== To do ==
Make a tally of the lines in the records that include the string "Training", and give only that number.

══ Available records ══

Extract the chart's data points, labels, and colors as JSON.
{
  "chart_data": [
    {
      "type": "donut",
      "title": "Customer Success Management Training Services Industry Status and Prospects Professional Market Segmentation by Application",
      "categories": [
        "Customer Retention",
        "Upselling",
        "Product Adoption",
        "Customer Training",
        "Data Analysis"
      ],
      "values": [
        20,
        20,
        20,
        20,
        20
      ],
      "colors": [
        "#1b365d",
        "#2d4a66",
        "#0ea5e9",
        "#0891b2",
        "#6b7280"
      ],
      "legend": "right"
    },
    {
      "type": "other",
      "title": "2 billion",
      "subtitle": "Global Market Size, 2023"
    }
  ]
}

═══

== Solution for this exercise ==
2